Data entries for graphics
--- Start ---
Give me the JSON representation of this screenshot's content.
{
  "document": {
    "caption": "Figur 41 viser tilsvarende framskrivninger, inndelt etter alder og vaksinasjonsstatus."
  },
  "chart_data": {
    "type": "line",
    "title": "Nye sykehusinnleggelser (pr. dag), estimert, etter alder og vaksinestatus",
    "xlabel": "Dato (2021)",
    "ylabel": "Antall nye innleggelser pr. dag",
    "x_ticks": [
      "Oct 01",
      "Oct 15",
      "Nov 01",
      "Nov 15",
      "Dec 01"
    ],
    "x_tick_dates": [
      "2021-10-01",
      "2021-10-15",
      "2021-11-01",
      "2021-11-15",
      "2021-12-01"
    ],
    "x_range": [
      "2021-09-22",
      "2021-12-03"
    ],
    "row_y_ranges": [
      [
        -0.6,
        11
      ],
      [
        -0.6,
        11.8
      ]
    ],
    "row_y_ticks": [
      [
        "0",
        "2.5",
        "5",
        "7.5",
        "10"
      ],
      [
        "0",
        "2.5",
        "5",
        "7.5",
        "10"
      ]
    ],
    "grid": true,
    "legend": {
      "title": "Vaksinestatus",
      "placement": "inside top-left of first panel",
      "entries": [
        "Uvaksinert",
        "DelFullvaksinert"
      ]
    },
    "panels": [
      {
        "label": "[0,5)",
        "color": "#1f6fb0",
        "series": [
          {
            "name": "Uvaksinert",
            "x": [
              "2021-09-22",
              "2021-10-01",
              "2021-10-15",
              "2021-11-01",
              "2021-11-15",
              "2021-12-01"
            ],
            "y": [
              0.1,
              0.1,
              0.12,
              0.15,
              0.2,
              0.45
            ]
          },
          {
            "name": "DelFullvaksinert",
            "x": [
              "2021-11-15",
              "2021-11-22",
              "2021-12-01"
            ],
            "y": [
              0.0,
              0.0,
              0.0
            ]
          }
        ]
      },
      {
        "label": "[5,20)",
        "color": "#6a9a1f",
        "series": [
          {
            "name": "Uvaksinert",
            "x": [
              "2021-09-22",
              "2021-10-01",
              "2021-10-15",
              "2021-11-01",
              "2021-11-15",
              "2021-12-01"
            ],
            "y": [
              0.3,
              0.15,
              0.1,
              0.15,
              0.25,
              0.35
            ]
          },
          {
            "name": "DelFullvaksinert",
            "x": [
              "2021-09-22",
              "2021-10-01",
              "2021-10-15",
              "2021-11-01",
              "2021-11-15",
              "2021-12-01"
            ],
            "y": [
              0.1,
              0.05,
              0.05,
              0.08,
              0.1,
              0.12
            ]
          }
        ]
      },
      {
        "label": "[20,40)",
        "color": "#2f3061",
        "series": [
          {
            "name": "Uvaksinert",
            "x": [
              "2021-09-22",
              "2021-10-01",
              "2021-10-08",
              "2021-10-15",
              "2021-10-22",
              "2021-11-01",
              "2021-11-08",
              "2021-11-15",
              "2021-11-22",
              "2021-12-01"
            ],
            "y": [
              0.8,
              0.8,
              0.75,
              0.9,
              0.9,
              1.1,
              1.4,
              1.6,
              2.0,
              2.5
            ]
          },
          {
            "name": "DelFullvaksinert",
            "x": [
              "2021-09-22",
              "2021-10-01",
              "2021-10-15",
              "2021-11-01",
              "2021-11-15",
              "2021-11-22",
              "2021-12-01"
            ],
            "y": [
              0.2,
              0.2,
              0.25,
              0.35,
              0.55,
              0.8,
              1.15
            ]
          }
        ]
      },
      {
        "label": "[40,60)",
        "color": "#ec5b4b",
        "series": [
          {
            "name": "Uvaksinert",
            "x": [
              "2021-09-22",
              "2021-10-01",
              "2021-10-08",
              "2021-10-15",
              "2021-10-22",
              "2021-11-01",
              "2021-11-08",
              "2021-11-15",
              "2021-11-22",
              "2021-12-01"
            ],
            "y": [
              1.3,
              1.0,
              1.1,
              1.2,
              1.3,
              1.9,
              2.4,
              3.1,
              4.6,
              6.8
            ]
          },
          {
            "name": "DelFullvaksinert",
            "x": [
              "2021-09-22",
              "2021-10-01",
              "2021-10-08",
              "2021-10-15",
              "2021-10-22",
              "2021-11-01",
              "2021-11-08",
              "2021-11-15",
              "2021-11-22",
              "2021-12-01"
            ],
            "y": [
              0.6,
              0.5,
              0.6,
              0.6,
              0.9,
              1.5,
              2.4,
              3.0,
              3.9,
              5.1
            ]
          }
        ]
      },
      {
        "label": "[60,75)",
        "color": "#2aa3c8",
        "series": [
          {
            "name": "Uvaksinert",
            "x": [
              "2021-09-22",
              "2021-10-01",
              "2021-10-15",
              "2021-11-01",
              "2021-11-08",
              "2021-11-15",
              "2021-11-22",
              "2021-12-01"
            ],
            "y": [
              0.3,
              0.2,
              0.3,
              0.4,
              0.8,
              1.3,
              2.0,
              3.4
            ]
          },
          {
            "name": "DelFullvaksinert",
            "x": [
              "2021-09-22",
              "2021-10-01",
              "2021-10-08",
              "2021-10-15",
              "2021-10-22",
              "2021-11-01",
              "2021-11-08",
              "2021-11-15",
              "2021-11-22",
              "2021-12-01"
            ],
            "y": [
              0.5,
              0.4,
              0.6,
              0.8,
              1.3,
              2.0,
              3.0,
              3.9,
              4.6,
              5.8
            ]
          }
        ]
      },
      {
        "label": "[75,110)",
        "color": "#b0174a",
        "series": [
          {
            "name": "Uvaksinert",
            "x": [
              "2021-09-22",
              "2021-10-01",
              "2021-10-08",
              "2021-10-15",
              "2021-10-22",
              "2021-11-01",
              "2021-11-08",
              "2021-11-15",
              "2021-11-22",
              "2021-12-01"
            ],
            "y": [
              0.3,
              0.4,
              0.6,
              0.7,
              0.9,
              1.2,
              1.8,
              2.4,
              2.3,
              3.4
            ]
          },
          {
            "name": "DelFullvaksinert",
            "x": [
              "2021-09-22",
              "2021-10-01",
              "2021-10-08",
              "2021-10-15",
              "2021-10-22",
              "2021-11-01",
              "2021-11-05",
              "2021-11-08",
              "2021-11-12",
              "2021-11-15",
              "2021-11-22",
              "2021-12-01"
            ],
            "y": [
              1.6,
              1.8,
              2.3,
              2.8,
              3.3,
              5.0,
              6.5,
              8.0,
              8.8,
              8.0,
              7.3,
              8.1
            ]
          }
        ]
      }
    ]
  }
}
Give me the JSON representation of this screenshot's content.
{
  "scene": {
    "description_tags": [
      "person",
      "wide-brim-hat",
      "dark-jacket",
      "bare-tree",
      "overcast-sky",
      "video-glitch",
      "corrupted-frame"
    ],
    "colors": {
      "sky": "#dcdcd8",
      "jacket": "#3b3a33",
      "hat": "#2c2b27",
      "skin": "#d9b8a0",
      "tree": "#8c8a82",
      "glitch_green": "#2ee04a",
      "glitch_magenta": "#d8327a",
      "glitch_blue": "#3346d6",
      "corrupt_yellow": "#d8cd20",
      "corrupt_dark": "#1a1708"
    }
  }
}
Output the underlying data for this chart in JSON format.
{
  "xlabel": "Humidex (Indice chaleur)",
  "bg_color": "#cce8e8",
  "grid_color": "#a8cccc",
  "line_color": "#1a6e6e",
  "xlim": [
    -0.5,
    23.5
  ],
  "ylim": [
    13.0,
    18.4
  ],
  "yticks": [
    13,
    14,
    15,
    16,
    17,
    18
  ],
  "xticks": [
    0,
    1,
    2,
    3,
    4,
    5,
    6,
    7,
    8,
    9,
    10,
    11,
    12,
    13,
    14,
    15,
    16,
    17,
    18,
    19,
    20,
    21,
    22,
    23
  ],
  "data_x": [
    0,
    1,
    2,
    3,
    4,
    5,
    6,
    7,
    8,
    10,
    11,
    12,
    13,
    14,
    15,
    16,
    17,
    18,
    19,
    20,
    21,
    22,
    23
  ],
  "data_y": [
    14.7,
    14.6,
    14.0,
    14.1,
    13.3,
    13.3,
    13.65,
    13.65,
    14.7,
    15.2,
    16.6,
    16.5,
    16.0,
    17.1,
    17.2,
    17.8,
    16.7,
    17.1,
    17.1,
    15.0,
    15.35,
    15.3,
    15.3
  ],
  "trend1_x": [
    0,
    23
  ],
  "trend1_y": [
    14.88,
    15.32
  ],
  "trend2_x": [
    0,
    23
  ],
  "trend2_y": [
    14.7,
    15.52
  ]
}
--- End ---
- [Job] Within the entries above, report how many lines include "title", and keep the answer to the number.

- [The completed task] 2